Task instructions: Extract the full listing verbatim and drop any pictures from your copy.

Start Listing

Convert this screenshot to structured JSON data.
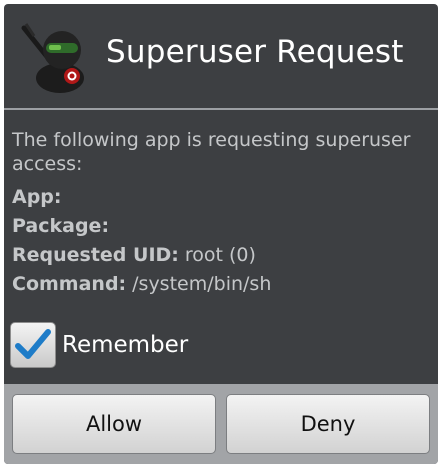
{
  "dialog": {
    "title": "Superuser Request",
    "icon": "superuser-ninja-icon",
    "message": "The following app is requesting superuser access:",
    "fields": [
      {
        "label": "App:",
        "value": ""
      },
      {
        "label": "Package:",
        "value": ""
      },
      {
        "label": "Requested UID:",
        "value": "root (0)"
      },
      {
        "label": "Command:",
        "value": "/system/bin/sh"
      }
    ],
    "remember": {
      "label": "Remember",
      "checked": true
    },
    "buttons": {
      "allow": "Allow",
      "deny": "Deny"
    }
  },
  "colors": {
    "dialog_bg": "#3d3f42",
    "text": "#c5c7c9",
    "title": "#ffffff",
    "button_bar": "#a2a4a7",
    "check_accent": "#1e7cc8"
  }
}
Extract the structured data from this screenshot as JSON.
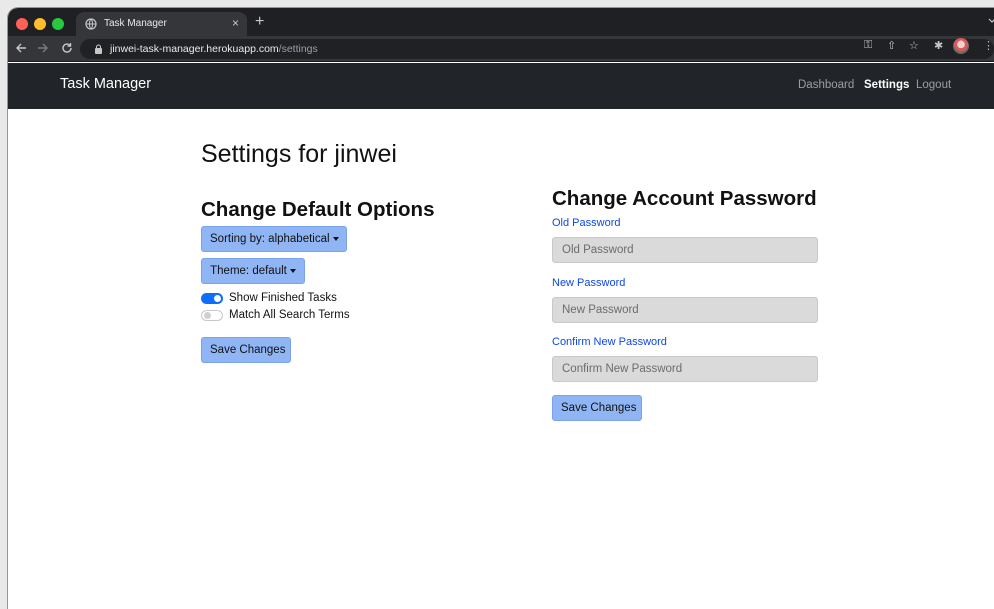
{
  "browser": {
    "tab_title": "Task Manager",
    "tab_close": "×",
    "new_tab": "+",
    "url_host": "jinwei-task-manager.herokuapp.com",
    "url_path": "/settings",
    "icons": [
      "back-icon",
      "forward-icon",
      "reload-icon",
      "lock-icon",
      "key-icon",
      "share-icon",
      "star-icon",
      "extensions-icon",
      "profile-avatar",
      "menu-icon"
    ]
  },
  "navbar": {
    "brand": "Task Manager",
    "links": [
      "Dashboard",
      "Settings",
      "Logout"
    ],
    "active": "Settings"
  },
  "page": {
    "title": "Settings for jinwei"
  },
  "defaults": {
    "heading": "Change Default Options",
    "sorting_label": "Sorting by: alphabetical",
    "theme_label": "Theme: default",
    "toggles": [
      {
        "label": "Show Finished Tasks",
        "on": true
      },
      {
        "label": "Match All Search Terms",
        "on": false
      }
    ],
    "save_label": "Save Changes"
  },
  "password": {
    "heading": "Change Account Password",
    "fields": [
      {
        "label": "Old Password",
        "placeholder": "Old Password",
        "value": ""
      },
      {
        "label": "New Password",
        "placeholder": "New Password",
        "value": ""
      },
      {
        "label": "Confirm New Password",
        "placeholder": "Confirm New Password",
        "value": ""
      }
    ],
    "save_label": "Save Changes"
  },
  "colors": {
    "navbar_bg": "#212529",
    "button_bg": "#8fb5f5",
    "toggle_on": "#0d6efd",
    "label_blue": "#0d47e8"
  }
}
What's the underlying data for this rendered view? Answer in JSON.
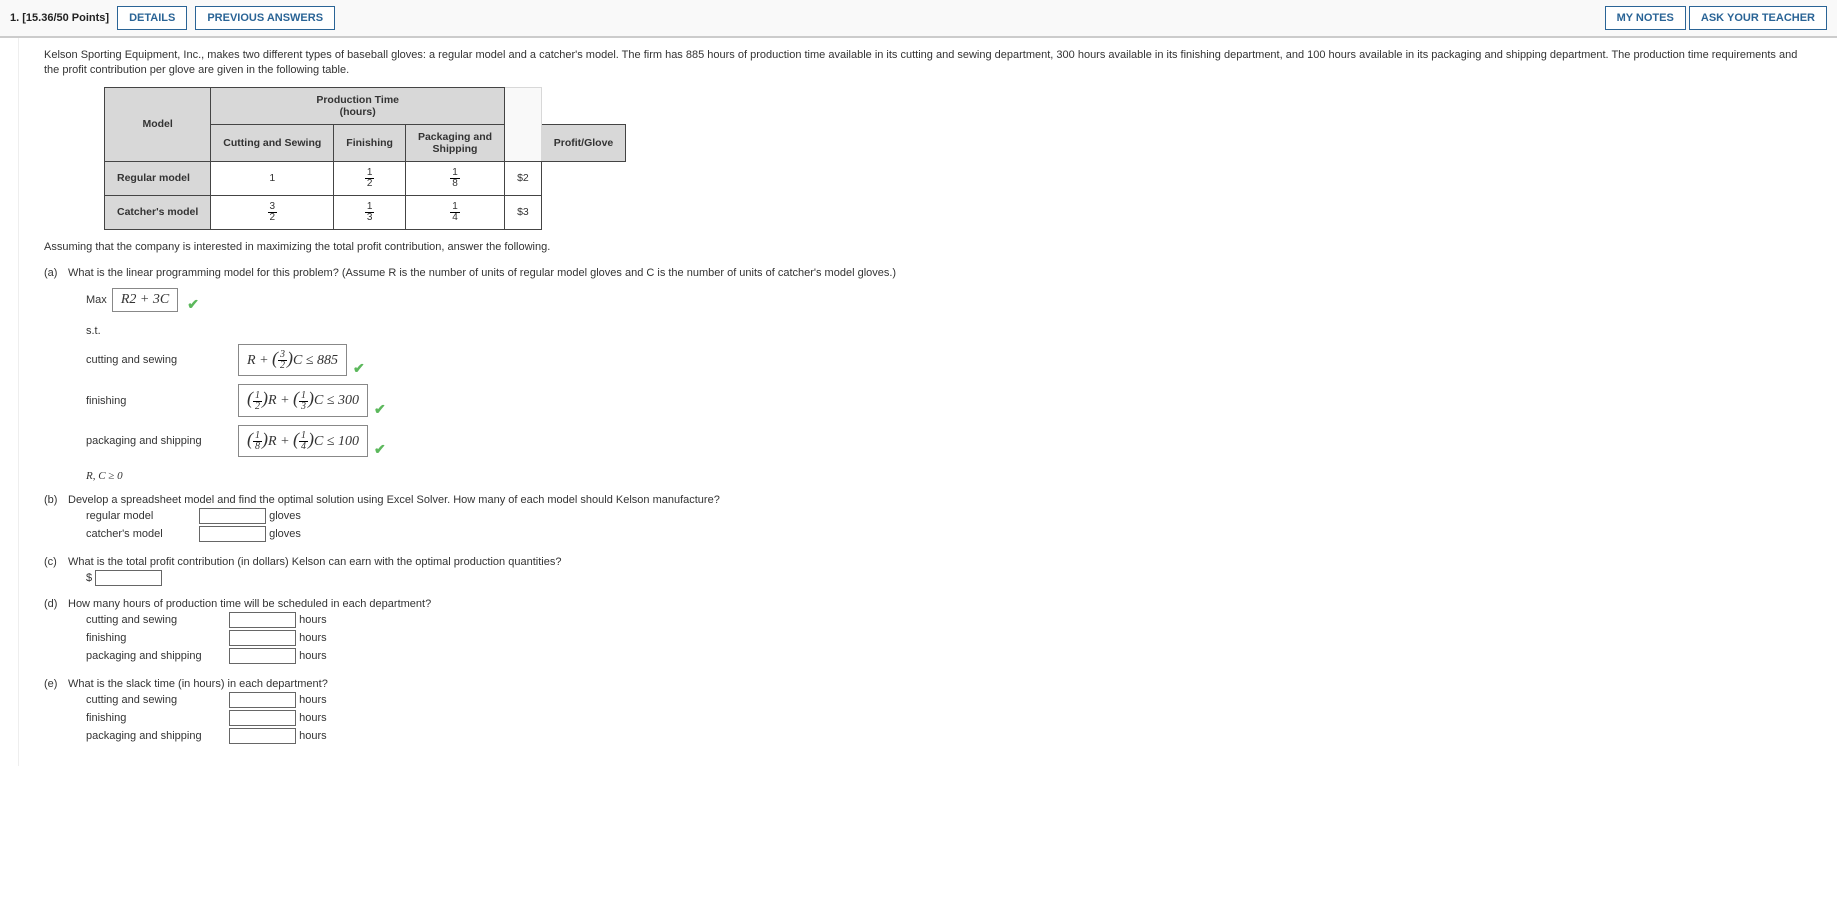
{
  "header": {
    "qnum": "1.",
    "points": "[15.36/50 Points]",
    "details_btn": "DETAILS",
    "prev_btn": "PREVIOUS ANSWERS",
    "notes_btn": "MY NOTES",
    "ask_btn": "ASK YOUR TEACHER"
  },
  "problem": {
    "intro": "Kelson Sporting Equipment, Inc., makes two different types of baseball gloves: a regular model and a catcher's model. The firm has 885 hours of production time available in its cutting and sewing department, 300 hours available in its finishing department, and 100 hours available in its packaging and shipping department. The production time requirements and the profit contribution per glove are given in the following table.",
    "table": {
      "model_hdr": "Model",
      "prod_hdr": "Production Time\n(hours)",
      "cols": [
        "Cutting and Sewing",
        "Finishing",
        "Packaging and Shipping",
        "Profit/Glove"
      ],
      "rows": [
        {
          "label": "Regular model",
          "cut": "1",
          "fin_frac": [
            "1",
            "2"
          ],
          "pack_frac": [
            "1",
            "8"
          ],
          "profit": "$2"
        },
        {
          "label": "Catcher's model",
          "cut_frac": [
            "3",
            "2"
          ],
          "fin_frac": [
            "1",
            "3"
          ],
          "pack_frac": [
            "1",
            "4"
          ],
          "profit": "$3"
        }
      ]
    },
    "assume": "Assuming that the company is interested in maximizing the total profit contribution, answer the following."
  },
  "parts": {
    "a": {
      "q": "What is the linear programming model for this problem? (Assume R is the number of units of regular model gloves and C is the number of units of catcher's model gloves.)",
      "maxlbl": "Max",
      "maxval": "R2 + 3C",
      "st": "s.t.",
      "c1_lbl": "cutting and sewing",
      "c1_val": "R + (3/2)C ≤ 885",
      "c2_lbl": "finishing",
      "c2_val": "(1/2)R + (1/3)C ≤ 300",
      "c3_lbl": "packaging and shipping",
      "c3_val": "(1/8)R + (1/4)C ≤ 100",
      "nonneg": "R, C ≥ 0"
    },
    "b": {
      "q": "Develop a spreadsheet model and find the optimal solution using Excel Solver. How many of each model should Kelson manufacture?",
      "r1": "regular model",
      "r1u": "gloves",
      "r2": "catcher's model",
      "r2u": "gloves"
    },
    "c": {
      "q": "What is the total profit contribution (in dollars) Kelson can earn with the optimal production quantities?",
      "prefix": "$"
    },
    "d": {
      "q": "How many hours of production time will be scheduled in each department?",
      "r1": "cutting and sewing",
      "u": "hours",
      "r2": "finishing",
      "r3": "packaging and shipping"
    },
    "e": {
      "q": "What is the slack time (in hours) in each department?",
      "r1": "cutting and sewing",
      "u": "hours",
      "r2": "finishing",
      "r3": "packaging and shipping"
    }
  },
  "chart_data": {
    "type": "table",
    "title": "Production Time (hours) and Profit/Glove",
    "columns": [
      "Model",
      "Cutting and Sewing",
      "Finishing",
      "Packaging and Shipping",
      "Profit/Glove"
    ],
    "rows": [
      [
        "Regular model",
        1,
        0.5,
        0.125,
        2
      ],
      [
        "Catcher's model",
        1.5,
        0.3333,
        0.25,
        3
      ]
    ],
    "resources": {
      "cutting_sewing": 885,
      "finishing": 300,
      "packaging_shipping": 100
    }
  }
}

End Listing

Result:
Convert this screenshot to structured JSON data.
{
  "dialog": {
    "title": "Superuser Request",
    "icon": "superuser-ninja-icon",
    "message": "The following app is requesting superuser access:",
    "fields": [
      {
        "label": "App:",
        "value": ""
      },
      {
        "label": "Package:",
        "value": ""
      },
      {
        "label": "Requested UID:",
        "value": "root (0)"
      },
      {
        "label": "Command:",
        "value": "/system/bin/sh"
      }
    ],
    "remember": {
      "label": "Remember",
      "checked": true
    },
    "buttons": {
      "allow": "Allow",
      "deny": "Deny"
    }
  },
  "colors": {
    "dialog_bg": "#3d3f42",
    "text": "#c5c7c9",
    "title": "#ffffff",
    "button_bar": "#a2a4a7",
    "check_accent": "#1e7cc8"
  }
}
Extract the structured data from this screenshot as JSON.
{
  "browser": {
    "tab_title": "Task Manager",
    "tab_close": "×",
    "new_tab": "+",
    "url_host": "jinwei-task-manager.herokuapp.com",
    "url_path": "/settings",
    "icons": [
      "back-icon",
      "forward-icon",
      "reload-icon",
      "lock-icon",
      "key-icon",
      "share-icon",
      "star-icon",
      "extensions-icon",
      "profile-avatar",
      "menu-icon"
    ]
  },
  "navbar": {
    "brand": "Task Manager",
    "links": [
      "Dashboard",
      "Settings",
      "Logout"
    ],
    "active": "Settings"
  },
  "page": {
    "title": "Settings for jinwei"
  },
  "defaults": {
    "heading": "Change Default Options",
    "sorting_label": "Sorting by: alphabetical",
    "theme_label": "Theme: default",
    "toggles": [
      {
        "label": "Show Finished Tasks",
        "on": true
      },
      {
        "label": "Match All Search Terms",
        "on": false
      }
    ],
    "save_label": "Save Changes"
  },
  "password": {
    "heading": "Change Account Password",
    "fields": [
      {
        "label": "Old Password",
        "placeholder": "Old Password",
        "value": ""
      },
      {
        "label": "New Password",
        "placeholder": "New Password",
        "value": ""
      },
      {
        "label": "Confirm New Password",
        "placeholder": "Confirm New Password",
        "value": ""
      }
    ],
    "save_label": "Save Changes"
  },
  "colors": {
    "navbar_bg": "#212529",
    "button_bg": "#8fb5f5",
    "toggle_on": "#0d6efd",
    "label_blue": "#0d47e8"
  }
}
What's the underlying data for this rendered view? Answer in JSON.
{
  "header": {
    "qnum": "1.",
    "points": "[15.36/50 Points]",
    "details_btn": "DETAILS",
    "prev_btn": "PREVIOUS ANSWERS",
    "notes_btn": "MY NOTES",
    "ask_btn": "ASK YOUR TEACHER"
  },
  "problem": {
    "intro": "Kelson Sporting Equipment, Inc., makes two different types of baseball gloves: a regular model and a catcher's model. The firm has 885 hours of production time available in its cutting and sewing department, 300 hours available in its finishing department, and 100 hours available in its packaging and shipping department. The production time requirements and the profit contribution per glove are given in the following table.",
    "table": {
      "model_hdr": "Model",
      "prod_hdr": "Production Time\n(hours)",
      "cols": [
        "Cutting and Sewing",
        "Finishing",
        "Packaging and Shipping",
        "Profit/Glove"
      ],
      "rows": [
        {
          "label": "Regular model",
          "cut": "1",
          "fin_frac": [
            "1",
            "2"
          ],
          "pack_frac": [
            "1",
            "8"
          ],
          "profit": "$2"
        },
        {
          "label": "Catcher's model",
          "cut_frac": [
            "3",
            "2"
          ],
          "fin_frac": [
            "1",
            "3"
          ],
          "pack_frac": [
            "1",
            "4"
          ],
          "profit": "$3"
        }
      ]
    },
    "assume": "Assuming that the company is interested in maximizing the total profit contribution, answer the following."
  },
  "parts": {
    "a": {
      "q": "What is the linear programming model for this problem? (Assume R is the number of units of regular model gloves and C is the number of units of catcher's model gloves.)",
      "maxlbl": "Max",
      "maxval": "R2 + 3C",
      "st": "s.t.",
      "c1_lbl": "cutting and sewing",
      "c1_val": "R + (3/2)C ≤ 885",
      "c2_lbl": "finishing",
      "c2_val": "(1/2)R + (1/3)C ≤ 300",
      "c3_lbl": "packaging and shipping",
      "c3_val": "(1/8)R + (1/4)C ≤ 100",
      "nonneg": "R, C ≥ 0"
    },
    "b": {
      "q": "Develop a spreadsheet model and find the optimal solution using Excel Solver. How many of each model should Kelson manufacture?",
      "r1": "regular model",
      "r1u": "gloves",
      "r2": "catcher's model",
      "r2u": "gloves"
    },
    "c": {
      "q": "What is the total profit contribution (in dollars) Kelson can earn with the optimal production quantities?",
      "prefix": "$"
    },
    "d": {
      "q": "How many hours of production time will be scheduled in each department?",
      "r1": "cutting and sewing",
      "u": "hours",
      "r2": "finishing",
      "r3": "packaging and shipping"
    },
    "e": {
      "q": "What is the slack time (in hours) in each department?",
      "r1": "cutting and sewing",
      "u": "hours",
      "r2": "finishing",
      "r3": "packaging and shipping"
    }
  },
  "chart_data": {
    "type": "table",
    "title": "Production Time (hours) and Profit/Glove",
    "columns": [
      "Model",
      "Cutting and Sewing",
      "Finishing",
      "Packaging and Shipping",
      "Profit/Glove"
    ],
    "rows": [
      [
        "Regular model",
        1,
        0.5,
        0.125,
        2
      ],
      [
        "Catcher's model",
        1.5,
        0.3333,
        0.25,
        3
      ]
    ],
    "resources": {
      "cutting_sewing": 885,
      "finishing": 300,
      "packaging_shipping": 100
    }
  }
}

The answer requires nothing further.